-- start of Extracted records --

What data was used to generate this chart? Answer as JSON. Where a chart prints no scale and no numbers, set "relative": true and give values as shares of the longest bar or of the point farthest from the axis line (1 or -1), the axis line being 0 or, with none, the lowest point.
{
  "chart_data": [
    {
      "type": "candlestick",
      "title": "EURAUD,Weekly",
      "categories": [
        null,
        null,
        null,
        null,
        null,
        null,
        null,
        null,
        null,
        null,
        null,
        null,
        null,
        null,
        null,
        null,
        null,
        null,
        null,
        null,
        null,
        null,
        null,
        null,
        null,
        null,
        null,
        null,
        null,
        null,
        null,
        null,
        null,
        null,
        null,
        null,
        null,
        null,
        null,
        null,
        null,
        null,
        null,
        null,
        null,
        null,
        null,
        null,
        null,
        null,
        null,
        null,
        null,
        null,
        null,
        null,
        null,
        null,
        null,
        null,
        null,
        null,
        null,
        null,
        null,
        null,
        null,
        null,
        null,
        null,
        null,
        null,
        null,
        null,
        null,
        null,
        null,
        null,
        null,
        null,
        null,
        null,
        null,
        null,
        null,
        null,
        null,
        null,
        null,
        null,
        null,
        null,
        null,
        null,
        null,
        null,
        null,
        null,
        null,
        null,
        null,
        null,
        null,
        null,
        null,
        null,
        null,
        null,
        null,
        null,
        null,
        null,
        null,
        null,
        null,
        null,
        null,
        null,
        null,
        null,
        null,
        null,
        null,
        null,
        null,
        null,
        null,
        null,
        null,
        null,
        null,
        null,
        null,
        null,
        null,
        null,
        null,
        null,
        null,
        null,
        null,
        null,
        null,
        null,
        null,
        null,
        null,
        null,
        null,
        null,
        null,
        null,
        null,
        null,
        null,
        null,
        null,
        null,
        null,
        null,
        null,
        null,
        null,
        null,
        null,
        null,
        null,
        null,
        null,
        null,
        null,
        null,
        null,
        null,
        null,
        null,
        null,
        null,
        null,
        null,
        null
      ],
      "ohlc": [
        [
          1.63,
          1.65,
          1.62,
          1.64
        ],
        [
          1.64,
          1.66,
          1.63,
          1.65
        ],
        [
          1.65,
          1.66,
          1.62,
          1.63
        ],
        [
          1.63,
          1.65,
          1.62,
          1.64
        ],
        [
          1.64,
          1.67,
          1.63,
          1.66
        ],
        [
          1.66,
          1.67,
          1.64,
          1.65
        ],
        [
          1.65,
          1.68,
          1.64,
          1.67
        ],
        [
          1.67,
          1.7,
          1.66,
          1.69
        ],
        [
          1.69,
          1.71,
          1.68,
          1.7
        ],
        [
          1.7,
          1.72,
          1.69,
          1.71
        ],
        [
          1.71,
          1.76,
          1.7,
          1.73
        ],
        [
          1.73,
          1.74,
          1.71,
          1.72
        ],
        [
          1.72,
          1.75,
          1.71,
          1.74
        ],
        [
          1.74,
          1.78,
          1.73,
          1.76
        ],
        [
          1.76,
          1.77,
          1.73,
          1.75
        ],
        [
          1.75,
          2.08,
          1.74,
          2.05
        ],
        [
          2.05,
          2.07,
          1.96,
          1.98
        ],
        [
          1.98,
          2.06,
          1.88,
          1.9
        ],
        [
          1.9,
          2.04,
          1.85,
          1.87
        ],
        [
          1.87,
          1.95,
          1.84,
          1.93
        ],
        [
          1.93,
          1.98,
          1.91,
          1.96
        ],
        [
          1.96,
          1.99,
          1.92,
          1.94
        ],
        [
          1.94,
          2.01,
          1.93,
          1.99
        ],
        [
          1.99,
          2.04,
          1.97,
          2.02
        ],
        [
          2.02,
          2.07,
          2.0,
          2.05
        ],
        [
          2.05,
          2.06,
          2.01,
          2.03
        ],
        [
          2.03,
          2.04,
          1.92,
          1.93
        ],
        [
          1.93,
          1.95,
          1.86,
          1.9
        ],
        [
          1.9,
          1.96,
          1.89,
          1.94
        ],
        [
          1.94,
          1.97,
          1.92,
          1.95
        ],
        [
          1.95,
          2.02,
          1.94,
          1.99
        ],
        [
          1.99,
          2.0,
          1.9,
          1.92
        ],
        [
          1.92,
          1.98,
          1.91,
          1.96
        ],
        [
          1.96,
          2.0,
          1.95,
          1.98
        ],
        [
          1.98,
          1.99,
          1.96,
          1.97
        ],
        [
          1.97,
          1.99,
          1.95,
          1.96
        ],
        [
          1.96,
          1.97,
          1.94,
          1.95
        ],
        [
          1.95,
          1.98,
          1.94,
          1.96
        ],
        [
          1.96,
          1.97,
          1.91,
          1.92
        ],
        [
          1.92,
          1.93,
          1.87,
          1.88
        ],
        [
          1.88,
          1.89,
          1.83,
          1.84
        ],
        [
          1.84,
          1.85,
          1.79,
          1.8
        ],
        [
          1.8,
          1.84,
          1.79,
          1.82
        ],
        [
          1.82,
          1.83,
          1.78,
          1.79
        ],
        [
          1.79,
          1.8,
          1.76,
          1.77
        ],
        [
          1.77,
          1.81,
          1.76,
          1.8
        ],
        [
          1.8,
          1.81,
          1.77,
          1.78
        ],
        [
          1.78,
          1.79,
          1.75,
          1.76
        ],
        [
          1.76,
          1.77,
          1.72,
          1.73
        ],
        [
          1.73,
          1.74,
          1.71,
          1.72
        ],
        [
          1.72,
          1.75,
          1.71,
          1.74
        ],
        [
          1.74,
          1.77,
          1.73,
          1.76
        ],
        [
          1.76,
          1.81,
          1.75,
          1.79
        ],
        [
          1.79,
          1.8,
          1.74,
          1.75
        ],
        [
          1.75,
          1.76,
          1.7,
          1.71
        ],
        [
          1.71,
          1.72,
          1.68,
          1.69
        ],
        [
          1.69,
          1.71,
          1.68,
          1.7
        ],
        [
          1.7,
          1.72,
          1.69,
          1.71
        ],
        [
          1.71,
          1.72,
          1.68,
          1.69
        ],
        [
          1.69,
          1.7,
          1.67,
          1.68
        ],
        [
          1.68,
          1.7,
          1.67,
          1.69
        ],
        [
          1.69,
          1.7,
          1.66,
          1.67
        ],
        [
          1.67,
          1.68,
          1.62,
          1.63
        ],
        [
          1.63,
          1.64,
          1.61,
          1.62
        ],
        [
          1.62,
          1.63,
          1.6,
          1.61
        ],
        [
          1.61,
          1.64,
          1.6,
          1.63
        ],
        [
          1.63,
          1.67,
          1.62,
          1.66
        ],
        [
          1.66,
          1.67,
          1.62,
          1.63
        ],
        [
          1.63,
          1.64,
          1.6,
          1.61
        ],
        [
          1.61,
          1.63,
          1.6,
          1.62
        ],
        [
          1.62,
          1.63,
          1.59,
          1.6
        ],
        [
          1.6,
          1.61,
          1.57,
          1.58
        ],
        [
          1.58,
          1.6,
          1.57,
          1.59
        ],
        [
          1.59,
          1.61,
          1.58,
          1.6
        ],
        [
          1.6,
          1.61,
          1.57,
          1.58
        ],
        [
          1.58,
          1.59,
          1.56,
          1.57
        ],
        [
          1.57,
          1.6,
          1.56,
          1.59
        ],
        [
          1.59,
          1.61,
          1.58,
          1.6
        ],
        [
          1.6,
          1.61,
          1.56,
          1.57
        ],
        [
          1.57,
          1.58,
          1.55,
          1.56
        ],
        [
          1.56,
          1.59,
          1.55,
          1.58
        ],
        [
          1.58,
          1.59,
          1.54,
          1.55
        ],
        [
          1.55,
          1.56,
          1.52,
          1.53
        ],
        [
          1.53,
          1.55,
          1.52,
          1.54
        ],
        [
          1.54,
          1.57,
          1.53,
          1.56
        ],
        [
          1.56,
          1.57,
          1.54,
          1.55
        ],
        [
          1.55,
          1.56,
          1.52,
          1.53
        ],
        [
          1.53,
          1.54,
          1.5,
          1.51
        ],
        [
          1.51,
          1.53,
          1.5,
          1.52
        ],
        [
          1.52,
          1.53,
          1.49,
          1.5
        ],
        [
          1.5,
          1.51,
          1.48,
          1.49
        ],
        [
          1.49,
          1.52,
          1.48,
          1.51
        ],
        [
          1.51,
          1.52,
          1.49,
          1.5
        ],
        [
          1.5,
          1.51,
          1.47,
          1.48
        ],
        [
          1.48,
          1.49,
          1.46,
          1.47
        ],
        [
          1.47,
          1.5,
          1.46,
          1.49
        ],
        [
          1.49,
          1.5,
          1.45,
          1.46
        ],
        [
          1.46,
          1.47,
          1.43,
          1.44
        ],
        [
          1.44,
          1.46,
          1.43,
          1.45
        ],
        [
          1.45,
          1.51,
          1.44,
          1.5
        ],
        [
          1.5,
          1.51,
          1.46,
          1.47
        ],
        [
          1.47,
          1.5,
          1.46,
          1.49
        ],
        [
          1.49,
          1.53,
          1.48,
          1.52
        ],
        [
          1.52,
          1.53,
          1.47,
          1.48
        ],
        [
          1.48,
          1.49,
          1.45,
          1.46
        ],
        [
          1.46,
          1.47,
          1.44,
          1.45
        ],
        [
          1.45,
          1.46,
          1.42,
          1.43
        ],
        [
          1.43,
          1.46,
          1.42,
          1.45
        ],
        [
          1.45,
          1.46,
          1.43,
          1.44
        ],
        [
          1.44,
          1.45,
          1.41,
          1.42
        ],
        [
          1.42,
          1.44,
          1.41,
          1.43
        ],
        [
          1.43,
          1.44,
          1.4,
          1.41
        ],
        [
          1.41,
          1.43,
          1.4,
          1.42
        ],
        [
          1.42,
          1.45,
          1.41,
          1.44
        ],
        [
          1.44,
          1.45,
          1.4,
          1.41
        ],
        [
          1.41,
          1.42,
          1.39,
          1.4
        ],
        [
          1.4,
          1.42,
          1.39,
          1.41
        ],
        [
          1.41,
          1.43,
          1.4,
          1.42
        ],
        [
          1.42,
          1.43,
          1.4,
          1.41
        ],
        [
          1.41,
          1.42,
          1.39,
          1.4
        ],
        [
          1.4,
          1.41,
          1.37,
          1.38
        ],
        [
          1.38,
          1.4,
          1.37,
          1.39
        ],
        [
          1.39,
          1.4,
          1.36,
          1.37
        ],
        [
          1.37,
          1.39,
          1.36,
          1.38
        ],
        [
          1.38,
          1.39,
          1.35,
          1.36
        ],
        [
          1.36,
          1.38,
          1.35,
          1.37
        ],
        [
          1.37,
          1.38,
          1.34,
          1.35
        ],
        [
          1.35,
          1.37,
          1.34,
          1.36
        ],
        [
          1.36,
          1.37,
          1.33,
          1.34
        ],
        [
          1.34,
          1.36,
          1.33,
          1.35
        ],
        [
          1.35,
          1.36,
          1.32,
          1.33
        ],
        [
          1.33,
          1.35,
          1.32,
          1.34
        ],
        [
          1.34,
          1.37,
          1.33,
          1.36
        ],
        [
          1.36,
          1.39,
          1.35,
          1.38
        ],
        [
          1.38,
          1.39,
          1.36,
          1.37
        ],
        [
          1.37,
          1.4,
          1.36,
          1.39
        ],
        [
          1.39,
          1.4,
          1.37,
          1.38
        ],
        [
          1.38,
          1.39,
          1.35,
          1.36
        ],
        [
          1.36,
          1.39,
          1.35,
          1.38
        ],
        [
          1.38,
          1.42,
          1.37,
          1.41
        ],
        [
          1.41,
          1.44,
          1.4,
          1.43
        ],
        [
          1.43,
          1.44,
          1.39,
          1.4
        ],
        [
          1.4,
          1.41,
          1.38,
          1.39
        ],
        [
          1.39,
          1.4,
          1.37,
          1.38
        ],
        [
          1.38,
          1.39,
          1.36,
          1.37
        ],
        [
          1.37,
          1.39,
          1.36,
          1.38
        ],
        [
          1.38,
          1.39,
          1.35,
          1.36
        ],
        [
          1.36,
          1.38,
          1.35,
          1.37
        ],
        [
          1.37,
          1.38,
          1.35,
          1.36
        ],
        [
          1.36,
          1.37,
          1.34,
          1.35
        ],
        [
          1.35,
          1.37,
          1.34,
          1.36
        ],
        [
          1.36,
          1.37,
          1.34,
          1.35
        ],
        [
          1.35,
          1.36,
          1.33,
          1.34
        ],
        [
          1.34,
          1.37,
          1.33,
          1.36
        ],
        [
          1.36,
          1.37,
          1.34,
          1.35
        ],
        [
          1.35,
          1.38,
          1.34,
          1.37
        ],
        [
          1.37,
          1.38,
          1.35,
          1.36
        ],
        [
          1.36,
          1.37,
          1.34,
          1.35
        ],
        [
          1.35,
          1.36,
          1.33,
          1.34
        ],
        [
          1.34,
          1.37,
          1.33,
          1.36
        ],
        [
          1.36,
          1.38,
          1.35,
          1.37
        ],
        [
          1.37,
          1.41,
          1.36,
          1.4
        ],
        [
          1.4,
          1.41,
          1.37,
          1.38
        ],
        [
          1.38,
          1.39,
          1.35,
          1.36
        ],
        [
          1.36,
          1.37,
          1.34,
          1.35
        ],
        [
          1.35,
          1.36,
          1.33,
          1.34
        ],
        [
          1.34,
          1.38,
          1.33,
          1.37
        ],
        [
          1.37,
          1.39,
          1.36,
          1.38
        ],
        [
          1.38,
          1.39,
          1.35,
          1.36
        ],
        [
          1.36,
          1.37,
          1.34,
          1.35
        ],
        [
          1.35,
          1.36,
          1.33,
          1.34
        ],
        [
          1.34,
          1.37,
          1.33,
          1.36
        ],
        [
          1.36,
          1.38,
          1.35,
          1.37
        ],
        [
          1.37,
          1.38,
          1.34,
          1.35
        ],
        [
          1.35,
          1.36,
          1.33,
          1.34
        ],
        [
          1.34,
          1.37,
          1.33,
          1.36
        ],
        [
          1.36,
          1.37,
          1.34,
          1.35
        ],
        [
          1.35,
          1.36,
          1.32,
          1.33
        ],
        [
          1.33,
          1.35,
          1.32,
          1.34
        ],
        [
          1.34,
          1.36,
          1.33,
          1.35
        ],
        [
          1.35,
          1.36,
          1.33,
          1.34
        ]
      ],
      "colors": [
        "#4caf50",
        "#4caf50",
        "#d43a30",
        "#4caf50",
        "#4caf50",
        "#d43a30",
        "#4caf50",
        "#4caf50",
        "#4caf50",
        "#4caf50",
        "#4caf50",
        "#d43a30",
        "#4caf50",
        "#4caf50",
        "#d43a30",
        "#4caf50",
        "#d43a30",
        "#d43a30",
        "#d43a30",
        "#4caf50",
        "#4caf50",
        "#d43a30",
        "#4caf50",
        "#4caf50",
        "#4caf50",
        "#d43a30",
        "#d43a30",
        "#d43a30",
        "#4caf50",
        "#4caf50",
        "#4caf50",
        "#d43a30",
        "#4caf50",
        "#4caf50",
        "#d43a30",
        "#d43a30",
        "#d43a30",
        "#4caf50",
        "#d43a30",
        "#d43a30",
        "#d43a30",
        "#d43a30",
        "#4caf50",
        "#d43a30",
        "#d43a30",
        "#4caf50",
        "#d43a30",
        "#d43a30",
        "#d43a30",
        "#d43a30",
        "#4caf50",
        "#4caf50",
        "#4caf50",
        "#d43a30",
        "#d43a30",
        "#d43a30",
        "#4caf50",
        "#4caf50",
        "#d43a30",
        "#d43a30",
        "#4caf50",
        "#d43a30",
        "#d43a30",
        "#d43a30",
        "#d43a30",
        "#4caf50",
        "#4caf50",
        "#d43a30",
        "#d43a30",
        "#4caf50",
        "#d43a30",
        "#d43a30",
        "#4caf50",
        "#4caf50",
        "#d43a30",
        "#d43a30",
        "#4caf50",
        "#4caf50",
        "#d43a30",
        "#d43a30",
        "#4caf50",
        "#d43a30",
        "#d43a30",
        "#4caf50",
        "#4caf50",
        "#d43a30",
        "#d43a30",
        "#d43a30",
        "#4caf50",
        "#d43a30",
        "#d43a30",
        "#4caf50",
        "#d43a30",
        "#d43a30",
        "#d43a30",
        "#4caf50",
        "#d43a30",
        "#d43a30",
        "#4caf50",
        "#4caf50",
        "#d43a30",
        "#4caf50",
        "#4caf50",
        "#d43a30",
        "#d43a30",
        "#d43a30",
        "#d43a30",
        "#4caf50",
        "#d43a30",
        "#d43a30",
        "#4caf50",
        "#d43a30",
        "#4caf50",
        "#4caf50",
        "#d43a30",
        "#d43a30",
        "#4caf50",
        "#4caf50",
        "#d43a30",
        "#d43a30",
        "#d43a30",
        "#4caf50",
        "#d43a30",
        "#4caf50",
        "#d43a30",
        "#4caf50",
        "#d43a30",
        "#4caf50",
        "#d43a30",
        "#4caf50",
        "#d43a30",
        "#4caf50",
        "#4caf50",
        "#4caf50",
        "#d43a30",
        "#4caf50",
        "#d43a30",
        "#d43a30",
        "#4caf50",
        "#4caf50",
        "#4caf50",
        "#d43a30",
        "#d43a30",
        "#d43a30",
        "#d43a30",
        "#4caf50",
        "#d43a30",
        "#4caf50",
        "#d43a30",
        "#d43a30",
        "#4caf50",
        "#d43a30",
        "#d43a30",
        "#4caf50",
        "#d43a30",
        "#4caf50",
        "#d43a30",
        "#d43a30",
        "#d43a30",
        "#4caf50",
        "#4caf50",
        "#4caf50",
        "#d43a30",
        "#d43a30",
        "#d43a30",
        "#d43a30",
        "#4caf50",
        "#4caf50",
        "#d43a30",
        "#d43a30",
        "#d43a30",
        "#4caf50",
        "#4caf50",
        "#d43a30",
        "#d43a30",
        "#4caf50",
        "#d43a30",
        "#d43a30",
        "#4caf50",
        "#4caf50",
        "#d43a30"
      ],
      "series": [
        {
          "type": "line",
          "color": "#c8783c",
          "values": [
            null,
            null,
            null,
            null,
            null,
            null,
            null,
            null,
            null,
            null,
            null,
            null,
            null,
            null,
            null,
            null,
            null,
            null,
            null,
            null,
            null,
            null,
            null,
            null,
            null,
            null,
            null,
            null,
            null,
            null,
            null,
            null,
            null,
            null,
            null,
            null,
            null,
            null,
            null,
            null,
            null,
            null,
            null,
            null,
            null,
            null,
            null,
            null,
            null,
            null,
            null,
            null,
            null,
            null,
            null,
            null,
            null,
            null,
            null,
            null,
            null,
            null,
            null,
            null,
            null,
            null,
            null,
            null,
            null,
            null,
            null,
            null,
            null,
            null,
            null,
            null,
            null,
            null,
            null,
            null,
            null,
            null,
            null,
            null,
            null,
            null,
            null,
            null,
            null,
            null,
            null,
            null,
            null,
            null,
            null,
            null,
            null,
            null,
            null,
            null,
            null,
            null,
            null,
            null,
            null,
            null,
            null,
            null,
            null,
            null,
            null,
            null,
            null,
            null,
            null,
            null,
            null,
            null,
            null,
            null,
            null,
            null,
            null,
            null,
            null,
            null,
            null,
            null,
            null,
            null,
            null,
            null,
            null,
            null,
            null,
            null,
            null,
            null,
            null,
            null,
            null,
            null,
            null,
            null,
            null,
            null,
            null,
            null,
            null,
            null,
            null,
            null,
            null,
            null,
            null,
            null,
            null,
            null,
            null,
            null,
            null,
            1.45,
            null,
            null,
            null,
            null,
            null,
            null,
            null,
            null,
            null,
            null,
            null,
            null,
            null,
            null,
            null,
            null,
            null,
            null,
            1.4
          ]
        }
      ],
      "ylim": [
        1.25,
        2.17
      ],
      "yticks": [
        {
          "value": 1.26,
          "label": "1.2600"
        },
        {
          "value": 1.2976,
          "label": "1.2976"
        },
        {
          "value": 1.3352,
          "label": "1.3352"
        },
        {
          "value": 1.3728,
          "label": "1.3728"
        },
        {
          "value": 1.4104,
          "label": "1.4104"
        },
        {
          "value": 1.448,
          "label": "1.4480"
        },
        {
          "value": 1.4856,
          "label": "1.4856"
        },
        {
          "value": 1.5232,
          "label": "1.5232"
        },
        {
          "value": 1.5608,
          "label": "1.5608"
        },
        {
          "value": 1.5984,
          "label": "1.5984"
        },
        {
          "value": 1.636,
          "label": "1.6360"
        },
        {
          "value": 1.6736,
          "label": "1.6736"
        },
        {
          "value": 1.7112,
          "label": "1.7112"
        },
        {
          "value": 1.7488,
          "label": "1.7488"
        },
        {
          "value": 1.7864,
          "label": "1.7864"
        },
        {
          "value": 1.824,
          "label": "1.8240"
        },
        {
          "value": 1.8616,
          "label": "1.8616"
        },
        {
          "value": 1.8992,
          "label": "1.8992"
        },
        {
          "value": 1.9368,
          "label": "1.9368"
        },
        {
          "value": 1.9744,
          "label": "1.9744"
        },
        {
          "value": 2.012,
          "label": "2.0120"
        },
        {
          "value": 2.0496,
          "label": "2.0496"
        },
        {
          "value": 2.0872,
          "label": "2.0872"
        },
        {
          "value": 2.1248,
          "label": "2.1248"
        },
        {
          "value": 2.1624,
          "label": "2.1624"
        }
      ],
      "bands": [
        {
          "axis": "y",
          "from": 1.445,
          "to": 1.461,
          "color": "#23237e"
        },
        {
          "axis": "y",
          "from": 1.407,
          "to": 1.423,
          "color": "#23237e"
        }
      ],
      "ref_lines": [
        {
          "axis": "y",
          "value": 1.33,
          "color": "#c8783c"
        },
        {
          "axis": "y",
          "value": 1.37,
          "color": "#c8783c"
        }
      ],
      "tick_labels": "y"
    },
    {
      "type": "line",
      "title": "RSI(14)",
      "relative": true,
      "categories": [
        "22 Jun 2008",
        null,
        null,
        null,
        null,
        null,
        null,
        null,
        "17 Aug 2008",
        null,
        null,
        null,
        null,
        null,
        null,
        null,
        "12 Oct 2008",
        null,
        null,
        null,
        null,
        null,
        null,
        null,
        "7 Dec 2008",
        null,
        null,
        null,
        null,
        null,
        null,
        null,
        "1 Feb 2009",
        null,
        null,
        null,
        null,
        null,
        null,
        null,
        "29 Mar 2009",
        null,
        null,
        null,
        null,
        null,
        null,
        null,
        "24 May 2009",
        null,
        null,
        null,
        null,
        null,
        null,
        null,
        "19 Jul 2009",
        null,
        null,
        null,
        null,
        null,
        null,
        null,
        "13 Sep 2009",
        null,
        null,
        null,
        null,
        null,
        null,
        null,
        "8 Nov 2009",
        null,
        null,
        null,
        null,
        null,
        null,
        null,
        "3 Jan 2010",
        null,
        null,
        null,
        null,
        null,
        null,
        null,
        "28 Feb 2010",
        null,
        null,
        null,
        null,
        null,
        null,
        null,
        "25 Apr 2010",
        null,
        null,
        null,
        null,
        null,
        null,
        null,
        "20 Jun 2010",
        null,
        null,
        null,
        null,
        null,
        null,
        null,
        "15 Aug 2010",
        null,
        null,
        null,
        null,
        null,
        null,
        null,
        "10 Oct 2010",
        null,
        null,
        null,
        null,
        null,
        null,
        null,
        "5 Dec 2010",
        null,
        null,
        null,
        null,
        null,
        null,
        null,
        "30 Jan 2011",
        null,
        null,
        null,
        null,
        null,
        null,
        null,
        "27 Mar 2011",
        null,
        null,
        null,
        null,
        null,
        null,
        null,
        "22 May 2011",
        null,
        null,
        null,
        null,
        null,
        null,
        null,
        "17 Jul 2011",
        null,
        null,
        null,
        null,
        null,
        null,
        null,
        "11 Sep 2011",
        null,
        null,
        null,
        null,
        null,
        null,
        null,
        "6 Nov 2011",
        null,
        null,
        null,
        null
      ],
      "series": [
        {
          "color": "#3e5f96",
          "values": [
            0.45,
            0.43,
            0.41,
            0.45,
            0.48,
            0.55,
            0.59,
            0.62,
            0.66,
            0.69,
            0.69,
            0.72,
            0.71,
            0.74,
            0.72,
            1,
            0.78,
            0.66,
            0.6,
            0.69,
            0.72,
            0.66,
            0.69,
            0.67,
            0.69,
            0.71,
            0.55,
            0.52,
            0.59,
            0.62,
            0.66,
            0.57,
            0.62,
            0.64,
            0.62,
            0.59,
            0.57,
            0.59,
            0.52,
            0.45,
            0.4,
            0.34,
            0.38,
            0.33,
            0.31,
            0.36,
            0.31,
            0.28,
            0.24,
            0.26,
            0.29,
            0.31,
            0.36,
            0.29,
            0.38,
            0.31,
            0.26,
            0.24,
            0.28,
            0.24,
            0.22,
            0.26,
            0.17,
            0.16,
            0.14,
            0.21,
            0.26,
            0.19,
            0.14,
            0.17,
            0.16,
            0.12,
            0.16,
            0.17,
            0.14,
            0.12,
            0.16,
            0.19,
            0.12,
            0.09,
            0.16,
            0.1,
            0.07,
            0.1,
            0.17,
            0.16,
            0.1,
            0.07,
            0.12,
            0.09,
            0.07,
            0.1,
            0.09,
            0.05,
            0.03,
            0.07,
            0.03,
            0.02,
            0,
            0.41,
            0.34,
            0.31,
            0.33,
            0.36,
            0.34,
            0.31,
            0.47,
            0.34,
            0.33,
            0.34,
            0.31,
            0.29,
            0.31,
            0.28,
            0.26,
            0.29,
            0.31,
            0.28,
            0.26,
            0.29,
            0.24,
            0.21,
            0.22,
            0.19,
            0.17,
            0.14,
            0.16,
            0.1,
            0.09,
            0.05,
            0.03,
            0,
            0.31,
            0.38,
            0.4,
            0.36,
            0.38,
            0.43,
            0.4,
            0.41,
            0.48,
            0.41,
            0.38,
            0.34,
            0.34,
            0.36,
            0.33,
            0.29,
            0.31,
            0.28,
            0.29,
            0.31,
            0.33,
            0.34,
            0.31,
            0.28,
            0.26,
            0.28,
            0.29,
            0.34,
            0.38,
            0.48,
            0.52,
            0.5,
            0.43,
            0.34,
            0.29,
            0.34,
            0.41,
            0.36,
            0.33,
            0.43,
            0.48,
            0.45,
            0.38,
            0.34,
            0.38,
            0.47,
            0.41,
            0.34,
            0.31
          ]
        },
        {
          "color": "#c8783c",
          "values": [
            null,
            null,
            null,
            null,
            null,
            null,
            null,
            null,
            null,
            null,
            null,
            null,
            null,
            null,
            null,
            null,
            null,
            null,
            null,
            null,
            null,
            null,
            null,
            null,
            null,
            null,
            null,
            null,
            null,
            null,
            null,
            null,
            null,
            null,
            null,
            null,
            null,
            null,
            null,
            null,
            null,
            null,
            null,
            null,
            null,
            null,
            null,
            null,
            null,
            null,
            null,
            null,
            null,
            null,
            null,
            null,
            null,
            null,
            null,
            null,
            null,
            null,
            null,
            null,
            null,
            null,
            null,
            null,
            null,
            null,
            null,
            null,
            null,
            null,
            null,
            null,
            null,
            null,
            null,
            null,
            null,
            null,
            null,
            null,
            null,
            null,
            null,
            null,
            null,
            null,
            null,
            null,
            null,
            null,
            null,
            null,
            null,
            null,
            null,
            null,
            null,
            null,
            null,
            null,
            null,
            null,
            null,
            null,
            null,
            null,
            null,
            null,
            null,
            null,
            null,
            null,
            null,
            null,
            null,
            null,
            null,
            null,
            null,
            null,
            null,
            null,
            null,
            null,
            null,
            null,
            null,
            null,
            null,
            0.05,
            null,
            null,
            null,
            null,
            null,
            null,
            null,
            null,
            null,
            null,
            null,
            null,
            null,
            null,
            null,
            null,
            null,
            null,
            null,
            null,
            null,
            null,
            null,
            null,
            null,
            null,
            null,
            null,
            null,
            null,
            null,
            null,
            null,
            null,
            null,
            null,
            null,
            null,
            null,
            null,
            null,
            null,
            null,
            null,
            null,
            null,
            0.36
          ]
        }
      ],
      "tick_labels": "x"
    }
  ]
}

-- end of Extracted records --

## Stated goal
Scan the material above for the word "from". Copy each line where it occurs.

## Exercise result
What data was used to generate this chart? Answer as JSON. Where a chart prints no scale and no numbers, set "relative": true and give values as shares of the longest bar or of the point farthest from the axis line (1 or -1), the axis line being 0 or, with none, the lowest point.
          "from": 1.445,
          "from": 1.407,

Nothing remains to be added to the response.